Given request | Scan the records and identify every line in which the string "سيده" occurs, then return those lines.

(Data listing)
■ ■ ■ ■ ■ ■ ■

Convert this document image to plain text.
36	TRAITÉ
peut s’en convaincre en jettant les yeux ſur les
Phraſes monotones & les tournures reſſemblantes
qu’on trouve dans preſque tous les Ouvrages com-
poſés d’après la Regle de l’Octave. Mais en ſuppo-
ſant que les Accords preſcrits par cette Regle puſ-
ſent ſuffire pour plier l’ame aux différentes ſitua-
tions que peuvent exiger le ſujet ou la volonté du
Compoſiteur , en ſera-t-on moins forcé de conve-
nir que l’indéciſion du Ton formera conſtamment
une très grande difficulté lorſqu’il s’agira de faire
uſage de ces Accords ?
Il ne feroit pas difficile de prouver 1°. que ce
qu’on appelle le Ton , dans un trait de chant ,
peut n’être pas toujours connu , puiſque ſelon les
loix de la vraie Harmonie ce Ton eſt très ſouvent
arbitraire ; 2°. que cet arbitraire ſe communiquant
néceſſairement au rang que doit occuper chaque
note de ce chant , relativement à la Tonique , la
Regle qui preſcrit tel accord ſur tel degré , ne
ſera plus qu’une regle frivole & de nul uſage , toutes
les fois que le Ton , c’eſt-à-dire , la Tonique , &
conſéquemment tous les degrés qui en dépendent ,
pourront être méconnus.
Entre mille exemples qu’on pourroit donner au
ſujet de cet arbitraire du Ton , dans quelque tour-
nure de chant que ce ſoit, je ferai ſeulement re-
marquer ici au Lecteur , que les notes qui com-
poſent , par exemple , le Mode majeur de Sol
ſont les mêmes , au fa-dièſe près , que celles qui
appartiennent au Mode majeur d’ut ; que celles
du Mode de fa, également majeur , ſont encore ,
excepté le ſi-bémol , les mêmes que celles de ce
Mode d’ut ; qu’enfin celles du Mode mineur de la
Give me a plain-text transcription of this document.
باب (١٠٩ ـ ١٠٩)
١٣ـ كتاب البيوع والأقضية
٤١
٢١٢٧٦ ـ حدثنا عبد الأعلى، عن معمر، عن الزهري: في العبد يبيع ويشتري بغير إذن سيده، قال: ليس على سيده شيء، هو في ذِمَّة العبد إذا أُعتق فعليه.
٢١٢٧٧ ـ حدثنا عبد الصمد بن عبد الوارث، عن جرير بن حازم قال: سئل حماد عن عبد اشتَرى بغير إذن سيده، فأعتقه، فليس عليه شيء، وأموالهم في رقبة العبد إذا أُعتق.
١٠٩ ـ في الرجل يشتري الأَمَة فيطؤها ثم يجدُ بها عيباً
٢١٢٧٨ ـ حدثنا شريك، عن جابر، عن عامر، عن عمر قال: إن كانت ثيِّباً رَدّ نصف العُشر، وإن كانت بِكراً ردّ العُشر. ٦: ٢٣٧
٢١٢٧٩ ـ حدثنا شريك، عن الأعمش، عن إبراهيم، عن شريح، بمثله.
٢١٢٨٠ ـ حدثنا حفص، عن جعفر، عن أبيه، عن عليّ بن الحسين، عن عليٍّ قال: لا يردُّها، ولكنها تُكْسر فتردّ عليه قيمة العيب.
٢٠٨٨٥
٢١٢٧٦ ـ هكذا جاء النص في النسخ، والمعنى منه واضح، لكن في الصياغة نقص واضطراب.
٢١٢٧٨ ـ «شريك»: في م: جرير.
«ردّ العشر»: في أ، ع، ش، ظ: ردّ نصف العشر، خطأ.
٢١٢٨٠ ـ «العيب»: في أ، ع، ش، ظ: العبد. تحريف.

■ ■ ■ ■ ■ ■ ■

Full answer |
٢١٢٧٦ ـ حدثنا عبد الأعلى، عن معمر، عن الزهري: في العبد يبيع ويشتري بغير إذن سيده، قال: ليس على سيده شيء، هو في ذِمَّة العبد إذا أُعتق فعليه.
٢١٢٧٧ ـ حدثنا عبد الصمد بن عبد الوارث، عن جرير بن حازم قال: سئل حماد عن عبد اشتَرى بغير إذن سيده، فأعتقه، فليس عليه شيء، وأموالهم في رقبة العبد إذا أُعتق.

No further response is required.